§ Records for this task:
....
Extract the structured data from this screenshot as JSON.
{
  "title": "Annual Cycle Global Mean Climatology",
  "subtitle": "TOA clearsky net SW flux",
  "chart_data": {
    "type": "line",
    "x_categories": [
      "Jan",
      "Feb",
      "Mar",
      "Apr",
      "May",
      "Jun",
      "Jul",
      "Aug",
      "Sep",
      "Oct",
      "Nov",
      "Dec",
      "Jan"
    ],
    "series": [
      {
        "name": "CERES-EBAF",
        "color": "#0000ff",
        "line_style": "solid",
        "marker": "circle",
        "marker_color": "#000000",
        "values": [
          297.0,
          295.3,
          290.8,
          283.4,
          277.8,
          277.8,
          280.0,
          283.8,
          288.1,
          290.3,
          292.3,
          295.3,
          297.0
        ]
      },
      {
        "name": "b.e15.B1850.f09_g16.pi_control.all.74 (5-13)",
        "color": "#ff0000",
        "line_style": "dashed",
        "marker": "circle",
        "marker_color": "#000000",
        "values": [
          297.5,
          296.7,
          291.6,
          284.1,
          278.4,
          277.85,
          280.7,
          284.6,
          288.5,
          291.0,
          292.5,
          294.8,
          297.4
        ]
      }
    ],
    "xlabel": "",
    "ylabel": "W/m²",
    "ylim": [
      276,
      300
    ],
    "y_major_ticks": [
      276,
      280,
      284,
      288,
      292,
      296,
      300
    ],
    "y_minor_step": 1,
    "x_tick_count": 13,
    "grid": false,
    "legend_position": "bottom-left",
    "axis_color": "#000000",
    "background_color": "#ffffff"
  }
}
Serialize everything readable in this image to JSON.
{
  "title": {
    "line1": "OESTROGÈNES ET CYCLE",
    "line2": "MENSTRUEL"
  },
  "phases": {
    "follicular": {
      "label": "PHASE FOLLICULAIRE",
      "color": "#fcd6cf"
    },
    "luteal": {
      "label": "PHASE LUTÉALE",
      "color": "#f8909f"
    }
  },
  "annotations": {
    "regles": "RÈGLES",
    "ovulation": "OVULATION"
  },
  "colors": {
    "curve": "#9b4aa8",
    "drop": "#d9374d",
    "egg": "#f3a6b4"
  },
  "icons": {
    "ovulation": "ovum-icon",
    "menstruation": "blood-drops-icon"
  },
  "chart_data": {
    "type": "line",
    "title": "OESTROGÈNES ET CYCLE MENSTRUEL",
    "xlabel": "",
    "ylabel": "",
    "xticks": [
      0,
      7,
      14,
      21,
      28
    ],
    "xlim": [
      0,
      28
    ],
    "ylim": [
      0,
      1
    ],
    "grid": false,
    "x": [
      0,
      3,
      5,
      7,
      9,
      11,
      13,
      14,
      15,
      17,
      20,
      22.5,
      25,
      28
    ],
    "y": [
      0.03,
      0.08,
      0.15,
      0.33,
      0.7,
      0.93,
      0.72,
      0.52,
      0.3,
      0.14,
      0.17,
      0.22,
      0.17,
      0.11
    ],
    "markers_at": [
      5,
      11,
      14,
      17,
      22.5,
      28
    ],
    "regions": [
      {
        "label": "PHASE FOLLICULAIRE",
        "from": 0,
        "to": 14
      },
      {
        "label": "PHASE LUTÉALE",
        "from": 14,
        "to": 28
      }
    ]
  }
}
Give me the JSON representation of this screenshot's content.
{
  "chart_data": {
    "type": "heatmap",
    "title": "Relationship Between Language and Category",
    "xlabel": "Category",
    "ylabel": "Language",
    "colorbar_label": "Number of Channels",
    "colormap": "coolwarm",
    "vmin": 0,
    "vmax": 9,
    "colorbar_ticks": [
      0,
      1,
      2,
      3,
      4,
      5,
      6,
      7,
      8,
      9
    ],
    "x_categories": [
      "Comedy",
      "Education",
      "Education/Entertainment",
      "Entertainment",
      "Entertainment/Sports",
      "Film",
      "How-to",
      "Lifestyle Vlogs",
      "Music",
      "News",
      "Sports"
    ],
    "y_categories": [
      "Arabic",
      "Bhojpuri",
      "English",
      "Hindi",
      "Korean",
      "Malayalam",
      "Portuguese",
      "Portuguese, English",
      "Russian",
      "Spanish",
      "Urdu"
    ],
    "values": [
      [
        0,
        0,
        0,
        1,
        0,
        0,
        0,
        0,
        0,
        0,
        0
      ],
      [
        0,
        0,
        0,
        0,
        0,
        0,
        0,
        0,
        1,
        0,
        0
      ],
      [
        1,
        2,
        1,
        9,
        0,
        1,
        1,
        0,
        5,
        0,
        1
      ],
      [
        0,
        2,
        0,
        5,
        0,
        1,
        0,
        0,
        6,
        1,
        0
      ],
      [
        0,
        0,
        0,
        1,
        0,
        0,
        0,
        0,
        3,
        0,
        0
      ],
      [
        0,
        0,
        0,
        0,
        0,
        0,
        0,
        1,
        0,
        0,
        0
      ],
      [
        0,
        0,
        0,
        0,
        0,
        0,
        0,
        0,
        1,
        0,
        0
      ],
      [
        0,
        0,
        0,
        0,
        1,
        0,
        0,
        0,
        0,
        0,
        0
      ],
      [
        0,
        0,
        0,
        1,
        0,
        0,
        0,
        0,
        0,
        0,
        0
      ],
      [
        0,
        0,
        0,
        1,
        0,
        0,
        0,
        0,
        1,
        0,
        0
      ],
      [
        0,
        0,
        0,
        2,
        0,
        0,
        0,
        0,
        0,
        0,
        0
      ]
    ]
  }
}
....
§ Set task: Can you give every line above again, exactly as written?

§ Exercise response:
Extract the structured data from this screenshot as JSON.
{
  "title": "Annual Cycle Global Mean Climatology",
  "subtitle": "TOA clearsky net SW flux",
  "chart_data": {
    "type": "line",
    "x_categories": [
      "Jan",
      "Feb",
      "Mar",
      "Apr",
      "May",
      "Jun",
      "Jul",
      "Aug",
      "Sep",
      "Oct",
      "Nov",
      "Dec",
      "Jan"
    ],
    "series": [
      {
        "name": "CERES-EBAF",
        "color": "#0000ff",
        "line_style": "solid",
        "marker": "circle",
        "marker_color": "#000000",
        "values": [
          297.0,
          295.3,
          290.8,
          283.4,
          277.8,
          277.8,
          280.0,
          283.8,
          288.1,
          290.3,
          292.3,
          295.3,
          297.0
        ]
      },
      {
        "name": "b.e15.B1850.f09_g16.pi_control.all.74 (5-13)",
        "color": "#ff0000",
        "line_style": "dashed",
        "marker": "circle",
        "marker_color": "#000000",
        "values": [
          297.5,
          296.7,
          291.6,
          284.1,
          278.4,
          277.85,
          280.7,
          284.6,
          288.5,
          291.0,
          292.5,
          294.8,
          297.4
        ]
      }
    ],
    "xlabel": "",
    "ylabel": "W/m²",
    "ylim": [
      276,
      300
    ],
    "y_major_ticks": [
      276,
      280,
      284,
      288,
      292,
      296,
      300
    ],
    "y_minor_step": 1,
    "x_tick_count": 13,
    "grid": false,
    "legend_position": "bottom-left",
    "axis_color": "#000000",
    "background_color": "#ffffff"
  }
}
Serialize everything readable in this image to JSON.
{
  "title": {
    "line1": "OESTROGÈNES ET CYCLE",
    "line2": "MENSTRUEL"
  },
  "phases": {
    "follicular": {
      "label": "PHASE FOLLICULAIRE",
      "color": "#fcd6cf"
    },
    "luteal": {
      "label": "PHASE LUTÉALE",
      "color": "#f8909f"
    }
  },
  "annotations": {
    "regles": "RÈGLES",
    "ovulation": "OVULATION"
  },
  "colors": {
    "curve": "#9b4aa8",
    "drop": "#d9374d",
    "egg": "#f3a6b4"
  },
  "icons": {
    "ovulation": "ovum-icon",
    "menstruation": "blood-drops-icon"
  },
  "chart_data": {
    "type": "line",
    "title": "OESTROGÈNES ET CYCLE MENSTRUEL",
    "xlabel": "",
    "ylabel": "",
    "xticks": [
      0,
      7,
      14,
      21,
      28
    ],
    "xlim": [
      0,
      28
    ],
    "ylim": [
      0,
      1
    ],
    "grid": false,
    "x": [
      0,
      3,
      5,
      7,
      9,
      11,
      13,
      14,
      15,
      17,
      20,
      22.5,
      25,
      28
    ],
    "y": [
      0.03,
      0.08,
      0.15,
      0.33,
      0.7,
      0.93,
      0.72,
      0.52,
      0.3,
      0.14,
      0.17,
      0.22,
      0.17,
      0.11
    ],
    "markers_at": [
      5,
      11,
      14,
      17,
      22.5,
      28
    ],
    "regions": [
      {
        "label": "PHASE FOLLICULAIRE",
        "from": 0,
        "to": 14
      },
      {
        "label": "PHASE LUTÉALE",
        "from": 14,
        "to": 28
      }
    ]
  }
}
Give me the JSON representation of this screenshot's content.
{
  "chart_data": {
    "type": "heatmap",
    "title": "Relationship Between Language and Category",
    "xlabel": "Category",
    "ylabel": "Language",
    "colorbar_label": "Number of Channels",
    "colormap": "coolwarm",
    "vmin": 0,
    "vmax": 9,
    "colorbar_ticks": [
      0,
      1,
      2,
      3,
      4,
      5,
      6,
      7,
      8,
      9
    ],
    "x_categories": [
      "Comedy",
      "Education",
      "Education/Entertainment",
      "Entertainment",
      "Entertainment/Sports",
      "Film",
      "How-to",
      "Lifestyle Vlogs",
      "Music",
      "News",
      "Sports"
    ],
    "y_categories": [
      "Arabic",
      "Bhojpuri",
      "English",
      "Hindi",
      "Korean",
      "Malayalam",
      "Portuguese",
      "Portuguese, English",
      "Russian",
      "Spanish",
      "Urdu"
    ],
    "values": [
      [
        0,
        0,
        0,
        1,
        0,
        0,
        0,
        0,
        0,
        0,
        0
      ],
      [
        0,
        0,
        0,
        0,
        0,
        0,
        0,
        0,
        1,
        0,
        0
      ],
      [
        1,
        2,
        1,
        9,
        0,
        1,
        1,
        0,
        5,
        0,
        1
      ],
      [
        0,
        2,
        0,
        5,
        0,
        1,
        0,
        0,
        6,
        1,
        0
      ],
      [
        0,
        0,
        0,
        1,
        0,
        0,
        0,
        0,
        3,
        0,
        0
      ],
      [
        0,
        0,
        0,
        0,
        0,
        0,
        0,
        1,
        0,
        0,
        0
      ],
      [
        0,
        0,
        0,
        0,
        0,
        0,
        0,
        0,
        1,
        0,
        0
      ],
      [
        0,
        0,
        0,
        0,
        1,
        0,
        0,
        0,
        0,
        0,
        0
      ],
      [
        0,
        0,
        0,
        1,
        0,
        0,
        0,
        0,
        0,
        0,
        0
      ],
      [
        0,
        0,
        0,
        1,
        0,
        0,
        0,
        0,
        1,
        0,
        0
      ],
      [
        0,
        0,
        0,
        2,
        0,
        0,
        0,
        0,
        0,
        0,
        0
      ]
    ]
  }
}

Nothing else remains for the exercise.